SOURCE EXCERPT
────────

AGENTS.md recommendations
synthesized from analysis of 4,281 threads, 208,799 messages, 901 steering events, 2,050 approval events.
executive summary
the data reveals a clear pattern: iterative, explicit collaboration beats passive acceptance. users who steer achieve ~60% resolution vs 37% for those who don’t. but excessive steering (>1:1 steering:approval ratio) signals frustration. the sweet spot is active engagement with high approval internal_app.
behaviors to ENCOURAGE
1. confirmation before action
evidence: 46.7% of steerings start with “no”, 16.6% with “wait”. users steer most when agent rushes ahead without confirmation.
recommendation:
## execution protocol
before running tests, pushing code, or making significant changes, confirm with user first unless:
- explicitly told to proceed autonomously
- the action is clearly part of an approved plan
- the change is trivial and easily reversible
ASK: "ready to run the tests?" rather than "running the tests now..."
2. scope discipline
evidence: trigger analysis shows “scope creep” and “running full test suite instead of targeted tests” as common steering triggers.
recommendation:
## scope management
- when asked to do X, do X only
- if you notice related improvements, mention them but don't implement unless asked
- for tests: use specific test flags (-run=xxx) rather than running entire suites
- when in doubt about scope, ask
3. flag/option memory
evidence: “You forgot to -run=xxx” is a recurring correction. common flags include -run=xxx, specific filter params, benchmark options.
recommendation:
## command patterns
remember user-specified flags across the thread:
- benchmark flags: -run=xxx, -bench=xxx, -benchstat
- test filters: specific test names, package paths
- git conventions: avoid git add -A, use explicit file lists
when running similar commands, preserve flags from previous invocations unless user changes them.
4. file location verification
evidence: “No, not in float_test.go. Should go in column_test.go” — users steer on file placement.
recommendation:
## file operations
before writing to a file, especially for new code:
- verify the target file/directory with user
- for tests: confirm whether to add to existing test file or create new one
- for components: check naming conventions in adjacent files
5. thread spawning for complex work
evidence: threads that spawn subtasks correlate with deeper, more successful work. max chain depth observed: 5 levels. top spawners produce 20-32 child threads.
recommendation:
## thread structure
for complex multi-phase work:
- use Task tool to spawn focused subtasks
- each subtask should have clear scope and exit criteria
- spawn depth of 2-3 is healthy; beyond 5 suggests over-fragmentation
- when stuck in a single context, consider spawning a fresh subtask
6. uniform internal_app
evidence: successful threads maintain consistent approval distribution across phases (early: 1.85, middle: 1.91, late: 1.87). no front-loading or back-loading.
recommendation:
## pacing
- seek small, frequent confirmations rather than large batches
- if you haven't received feedback in several turns, pause and check in
- don't batch multiple changes before showing user
behaviors to AVOID
1. premature action
evidence: “Wait a fucking second, you responded to all of that without confirming with me?” — strongest steering language appears here.
anti-pattern:
❌ "Now let's run the tests to see if this fixes..."

────────

[A block of data]
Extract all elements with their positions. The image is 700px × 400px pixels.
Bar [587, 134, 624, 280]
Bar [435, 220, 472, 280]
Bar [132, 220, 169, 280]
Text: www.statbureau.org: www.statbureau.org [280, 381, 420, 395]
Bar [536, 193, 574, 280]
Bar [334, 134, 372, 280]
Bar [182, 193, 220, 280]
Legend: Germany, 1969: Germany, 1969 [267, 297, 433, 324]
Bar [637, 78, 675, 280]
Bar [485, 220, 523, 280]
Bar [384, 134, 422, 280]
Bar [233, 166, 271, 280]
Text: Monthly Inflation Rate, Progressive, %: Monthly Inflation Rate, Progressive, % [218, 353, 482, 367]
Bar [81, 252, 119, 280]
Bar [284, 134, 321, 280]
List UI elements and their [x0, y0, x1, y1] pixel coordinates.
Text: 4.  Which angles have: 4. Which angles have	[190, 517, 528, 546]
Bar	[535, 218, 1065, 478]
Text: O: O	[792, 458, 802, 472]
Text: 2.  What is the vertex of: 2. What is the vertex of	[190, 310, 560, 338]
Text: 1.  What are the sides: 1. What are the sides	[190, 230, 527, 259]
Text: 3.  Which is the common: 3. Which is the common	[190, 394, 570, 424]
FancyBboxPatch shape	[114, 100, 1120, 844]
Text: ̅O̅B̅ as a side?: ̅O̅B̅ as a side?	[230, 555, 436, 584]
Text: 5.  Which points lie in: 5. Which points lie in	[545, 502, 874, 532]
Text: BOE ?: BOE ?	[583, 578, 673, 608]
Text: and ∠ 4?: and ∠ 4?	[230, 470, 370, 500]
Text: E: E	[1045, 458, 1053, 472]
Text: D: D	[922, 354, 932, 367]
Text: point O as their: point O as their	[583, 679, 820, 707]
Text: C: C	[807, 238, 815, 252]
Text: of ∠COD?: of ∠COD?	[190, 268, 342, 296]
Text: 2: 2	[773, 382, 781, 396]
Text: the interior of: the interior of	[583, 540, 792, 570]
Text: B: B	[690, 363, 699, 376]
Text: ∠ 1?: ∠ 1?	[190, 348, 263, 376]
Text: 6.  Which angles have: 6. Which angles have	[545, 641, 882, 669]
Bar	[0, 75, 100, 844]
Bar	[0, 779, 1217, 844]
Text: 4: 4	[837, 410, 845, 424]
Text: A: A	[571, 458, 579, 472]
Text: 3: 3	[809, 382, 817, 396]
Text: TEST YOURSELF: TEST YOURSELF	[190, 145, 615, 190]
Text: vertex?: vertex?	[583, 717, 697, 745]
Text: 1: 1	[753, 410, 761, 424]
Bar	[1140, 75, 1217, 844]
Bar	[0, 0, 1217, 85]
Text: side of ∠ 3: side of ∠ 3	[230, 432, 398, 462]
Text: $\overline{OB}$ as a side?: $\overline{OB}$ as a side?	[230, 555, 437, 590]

────────

STATED TASK A
In the AGENTS.md recommendations, what resolution rate do users who steer achieve?
STATED TASK B
Retype the part of the AGENTS.md recommendations starting at "AGENTS.md recommendations" and ending at "ahead without confirmation.".

EXPECTED OUTPUT A
About 60%, compared with 37% for users who don't steer.

EXPECTED OUTPUT B
AGENTS.md recommendations
synthesized from analysis of 4,281 threads, 208,799 messages, 901 steering events, 2,050 approval events.
executive summary
the data reveals a clear pattern: iterative, explicit collaboration beats passive acceptance. users who steer achieve ~60% resolution vs 37% for those who don’t. but excessive steering (>1:1 steering:approval ratio) signals frustration. the sweet spot is active engagement with high approval internal_app.
behaviors to ENCOURAGE
1. confirmation before action
evidence: 46.7% of steerings start with “no”, 16.6% with “wait”. users steer most when agent rushes ahead without confirmation.